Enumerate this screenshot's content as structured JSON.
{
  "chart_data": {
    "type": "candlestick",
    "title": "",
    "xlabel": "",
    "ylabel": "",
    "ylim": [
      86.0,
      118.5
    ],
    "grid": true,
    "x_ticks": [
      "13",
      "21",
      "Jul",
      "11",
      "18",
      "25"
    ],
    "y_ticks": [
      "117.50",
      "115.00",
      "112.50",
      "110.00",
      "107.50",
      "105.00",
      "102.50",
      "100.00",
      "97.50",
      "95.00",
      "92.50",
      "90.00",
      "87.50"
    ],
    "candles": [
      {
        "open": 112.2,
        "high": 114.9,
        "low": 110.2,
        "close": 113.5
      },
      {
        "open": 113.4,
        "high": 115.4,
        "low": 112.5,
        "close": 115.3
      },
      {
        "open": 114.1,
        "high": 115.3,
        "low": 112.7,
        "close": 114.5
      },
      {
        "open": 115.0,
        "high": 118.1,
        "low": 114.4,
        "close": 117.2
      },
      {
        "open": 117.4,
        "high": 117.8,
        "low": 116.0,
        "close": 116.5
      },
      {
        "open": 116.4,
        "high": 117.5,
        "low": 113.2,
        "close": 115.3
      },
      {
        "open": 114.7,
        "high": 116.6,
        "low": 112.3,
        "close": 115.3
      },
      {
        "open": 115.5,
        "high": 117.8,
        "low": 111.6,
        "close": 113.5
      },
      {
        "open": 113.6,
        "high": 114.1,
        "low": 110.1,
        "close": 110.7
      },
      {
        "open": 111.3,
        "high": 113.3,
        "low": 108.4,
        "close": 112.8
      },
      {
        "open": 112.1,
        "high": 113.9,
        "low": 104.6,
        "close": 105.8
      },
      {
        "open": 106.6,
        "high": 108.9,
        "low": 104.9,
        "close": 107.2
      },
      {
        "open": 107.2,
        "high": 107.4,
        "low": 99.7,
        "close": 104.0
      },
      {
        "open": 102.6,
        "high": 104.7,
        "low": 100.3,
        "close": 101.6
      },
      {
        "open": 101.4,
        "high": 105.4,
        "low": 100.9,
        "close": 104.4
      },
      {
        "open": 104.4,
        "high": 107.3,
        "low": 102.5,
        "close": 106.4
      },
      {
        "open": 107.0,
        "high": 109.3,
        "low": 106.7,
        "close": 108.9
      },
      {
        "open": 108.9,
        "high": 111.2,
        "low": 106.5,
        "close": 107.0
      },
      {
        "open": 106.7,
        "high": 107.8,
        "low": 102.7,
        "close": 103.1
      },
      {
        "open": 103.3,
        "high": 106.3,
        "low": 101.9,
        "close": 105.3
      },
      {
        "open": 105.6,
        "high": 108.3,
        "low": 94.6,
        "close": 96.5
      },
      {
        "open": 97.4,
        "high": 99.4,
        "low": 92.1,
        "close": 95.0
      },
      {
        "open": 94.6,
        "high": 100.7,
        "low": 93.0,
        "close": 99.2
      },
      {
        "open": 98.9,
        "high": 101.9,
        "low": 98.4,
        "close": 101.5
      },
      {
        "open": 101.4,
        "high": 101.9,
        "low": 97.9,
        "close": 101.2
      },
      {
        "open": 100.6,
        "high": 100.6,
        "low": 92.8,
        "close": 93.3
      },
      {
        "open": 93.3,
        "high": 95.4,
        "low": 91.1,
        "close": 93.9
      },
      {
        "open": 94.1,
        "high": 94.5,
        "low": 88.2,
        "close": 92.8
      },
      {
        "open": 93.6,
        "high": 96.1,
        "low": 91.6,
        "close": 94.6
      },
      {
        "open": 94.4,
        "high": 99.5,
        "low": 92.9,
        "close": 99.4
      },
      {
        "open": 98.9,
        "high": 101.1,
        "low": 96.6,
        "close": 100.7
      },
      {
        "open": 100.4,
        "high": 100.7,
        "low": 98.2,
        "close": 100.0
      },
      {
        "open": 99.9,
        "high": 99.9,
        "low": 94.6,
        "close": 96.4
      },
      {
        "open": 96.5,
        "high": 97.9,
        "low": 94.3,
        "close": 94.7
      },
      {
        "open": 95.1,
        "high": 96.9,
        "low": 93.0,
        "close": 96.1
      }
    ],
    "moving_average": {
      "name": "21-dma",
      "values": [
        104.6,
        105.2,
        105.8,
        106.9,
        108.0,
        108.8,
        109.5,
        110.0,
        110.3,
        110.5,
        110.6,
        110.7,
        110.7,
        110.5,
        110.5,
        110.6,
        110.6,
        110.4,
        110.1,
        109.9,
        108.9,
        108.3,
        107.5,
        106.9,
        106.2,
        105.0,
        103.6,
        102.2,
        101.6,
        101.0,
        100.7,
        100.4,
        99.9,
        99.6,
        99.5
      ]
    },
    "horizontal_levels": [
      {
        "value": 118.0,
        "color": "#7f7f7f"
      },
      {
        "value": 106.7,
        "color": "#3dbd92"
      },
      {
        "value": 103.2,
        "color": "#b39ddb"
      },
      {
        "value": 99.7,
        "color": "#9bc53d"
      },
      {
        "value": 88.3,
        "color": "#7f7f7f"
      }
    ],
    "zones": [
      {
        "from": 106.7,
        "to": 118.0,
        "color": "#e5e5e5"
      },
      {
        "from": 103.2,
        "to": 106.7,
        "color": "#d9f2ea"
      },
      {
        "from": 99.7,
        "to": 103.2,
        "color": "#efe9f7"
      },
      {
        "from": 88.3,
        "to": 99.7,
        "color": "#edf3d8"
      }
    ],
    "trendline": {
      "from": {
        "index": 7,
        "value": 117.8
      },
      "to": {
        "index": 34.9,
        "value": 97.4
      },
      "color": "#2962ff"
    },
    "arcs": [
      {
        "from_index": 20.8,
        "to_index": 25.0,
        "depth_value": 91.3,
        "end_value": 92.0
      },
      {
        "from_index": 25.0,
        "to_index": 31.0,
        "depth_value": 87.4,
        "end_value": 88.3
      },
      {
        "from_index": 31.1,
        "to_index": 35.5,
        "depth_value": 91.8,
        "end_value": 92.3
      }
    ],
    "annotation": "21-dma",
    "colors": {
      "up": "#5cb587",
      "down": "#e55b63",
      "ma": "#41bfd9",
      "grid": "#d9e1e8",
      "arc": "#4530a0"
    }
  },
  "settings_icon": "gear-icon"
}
+++
— Requirements —
Reproduce the material verbatim, line by line.

— Solution to this exercise —
Enumerate this screenshot's content as structured JSON.
{
  "chart_data": {
    "type": "candlestick",
    "title": "",
    "xlabel": "",
    "ylabel": "",
    "ylim": [
      86.0,
      118.5
    ],
    "grid": true,
    "x_ticks": [
      "13",
      "21",
      "Jul",
      "11",
      "18",
      "25"
    ],
    "y_ticks": [
      "117.50",
      "115.00",
      "112.50",
      "110.00",
      "107.50",
      "105.00",
      "102.50",
      "100.00",
      "97.50",
      "95.00",
      "92.50",
      "90.00",
      "87.50"
    ],
    "candles": [
      {
        "open": 112.2,
        "high": 114.9,
        "low": 110.2,
        "close": 113.5
      },
      {
        "open": 113.4,
        "high": 115.4,
        "low": 112.5,
        "close": 115.3
      },
      {
        "open": 114.1,
        "high": 115.3,
        "low": 112.7,
        "close": 114.5
      },
      {
        "open": 115.0,
        "high": 118.1,
        "low": 114.4,
        "close": 117.2
      },
      {
        "open": 117.4,
        "high": 117.8,
        "low": 116.0,
        "close": 116.5
      },
      {
        "open": 116.4,
        "high": 117.5,
        "low": 113.2,
        "close": 115.3
      },
      {
        "open": 114.7,
        "high": 116.6,
        "low": 112.3,
        "close": 115.3
      },
      {
        "open": 115.5,
        "high": 117.8,
        "low": 111.6,
        "close": 113.5
      },
      {
        "open": 113.6,
        "high": 114.1,
        "low": 110.1,
        "close": 110.7
      },
      {
        "open": 111.3,
        "high": 113.3,
        "low": 108.4,
        "close": 112.8
      },
      {
        "open": 112.1,
        "high": 113.9,
        "low": 104.6,
        "close": 105.8
      },
      {
        "open": 106.6,
        "high": 108.9,
        "low": 104.9,
        "close": 107.2
      },
      {
        "open": 107.2,
        "high": 107.4,
        "low": 99.7,
        "close": 104.0
      },
      {
        "open": 102.6,
        "high": 104.7,
        "low": 100.3,
        "close": 101.6
      },
      {
        "open": 101.4,
        "high": 105.4,
        "low": 100.9,
        "close": 104.4
      },
      {
        "open": 104.4,
        "high": 107.3,
        "low": 102.5,
        "close": 106.4
      },
      {
        "open": 107.0,
        "high": 109.3,
        "low": 106.7,
        "close": 108.9
      },
      {
        "open": 108.9,
        "high": 111.2,
        "low": 106.5,
        "close": 107.0
      },
      {
        "open": 106.7,
        "high": 107.8,
        "low": 102.7,
        "close": 103.1
      },
      {
        "open": 103.3,
        "high": 106.3,
        "low": 101.9,
        "close": 105.3
      },
      {
        "open": 105.6,
        "high": 108.3,
        "low": 94.6,
        "close": 96.5
      },
      {
        "open": 97.4,
        "high": 99.4,
        "low": 92.1,
        "close": 95.0
      },
      {
        "open": 94.6,
        "high": 100.7,
        "low": 93.0,
        "close": 99.2
      },
      {
        "open": 98.9,
        "high": 101.9,
        "low": 98.4,
        "close": 101.5
      },
      {
        "open": 101.4,
        "high": 101.9,
        "low": 97.9,
        "close": 101.2
      },
      {
        "open": 100.6,
        "high": 100.6,
        "low": 92.8,
        "close": 93.3
      },
      {
        "open": 93.3,
        "high": 95.4,
        "low": 91.1,
        "close": 93.9
      },
      {
        "open": 94.1,
        "high": 94.5,
        "low": 88.2,
        "close": 92.8
      },
      {
        "open": 93.6,
        "high": 96.1,
        "low": 91.6,
        "close": 94.6
      },
      {
        "open": 94.4,
        "high": 99.5,
        "low": 92.9,
        "close": 99.4
      },
      {
        "open": 98.9,
        "high": 101.1,
        "low": 96.6,
        "close": 100.7
      },
      {
        "open": 100.4,
        "high": 100.7,
        "low": 98.2,
        "close": 100.0
      },
      {
        "open": 99.9,
        "high": 99.9,
        "low": 94.6,
        "close": 96.4
      },
      {
        "open": 96.5,
        "high": 97.9,
        "low": 94.3,
        "close": 94.7
      },
      {
        "open": 95.1,
        "high": 96.9,
        "low": 93.0,
        "close": 96.1
      }
    ],
    "moving_average": {
      "name": "21-dma",
      "values": [
        104.6,
        105.2,
        105.8,
        106.9,
        108.0,
        108.8,
        109.5,
        110.0,
        110.3,
        110.5,
        110.6,
        110.7,
        110.7,
        110.5,
        110.5,
        110.6,
        110.6,
        110.4,
        110.1,
        109.9,
        108.9,
        108.3,
        107.5,
        106.9,
        106.2,
        105.0,
        103.6,
        102.2,
        101.6,
        101.0,
        100.7,
        100.4,
        99.9,
        99.6,
        99.5
      ]
    },
    "horizontal_levels": [
      {
        "value": 118.0,
        "color": "#7f7f7f"
      },
      {
        "value": 106.7,
        "color": "#3dbd92"
      },
      {
        "value": 103.2,
        "color": "#b39ddb"
      },
      {
        "value": 99.7,
        "color": "#9bc53d"
      },
      {
        "value": 88.3,
        "color": "#7f7f7f"
      }
    ],
    "zones": [
      {
        "from": 106.7,
        "to": 118.0,
        "color": "#e5e5e5"
      },
      {
        "from": 103.2,
        "to": 106.7,
        "color": "#d9f2ea"
      },
      {
        "from": 99.7,
        "to": 103.2,
        "color": "#efe9f7"
      },
      {
        "from": 88.3,
        "to": 99.7,
        "color": "#edf3d8"
      }
    ],
    "trendline": {
      "from": {
        "index": 7,
        "value": 117.8
      },
      "to": {
        "index": 34.9,
        "value": 97.4
      },
      "color": "#2962ff"
    },
    "arcs": [
      {
        "from_index": 20.8,
        "to_index": 25.0,
        "depth_value": 91.3,
        "end_value": 92.0
      },
      {
        "from_index": 25.0,
        "to_index": 31.0,
        "depth_value": 87.4,
        "end_value": 88.3
      },
      {
        "from_index": 31.1,
        "to_index": 35.5,
        "depth_value": 91.8,
        "end_value": 92.3
      }
    ],
    "annotation": "21-dma",
    "colors": {
      "up": "#5cb587",
      "down": "#e55b63",
      "ma": "#41bfd9",
      "grid": "#d9e1e8",
      "arc": "#4530a0"
    }
  },
  "settings_icon": "gear-icon"
}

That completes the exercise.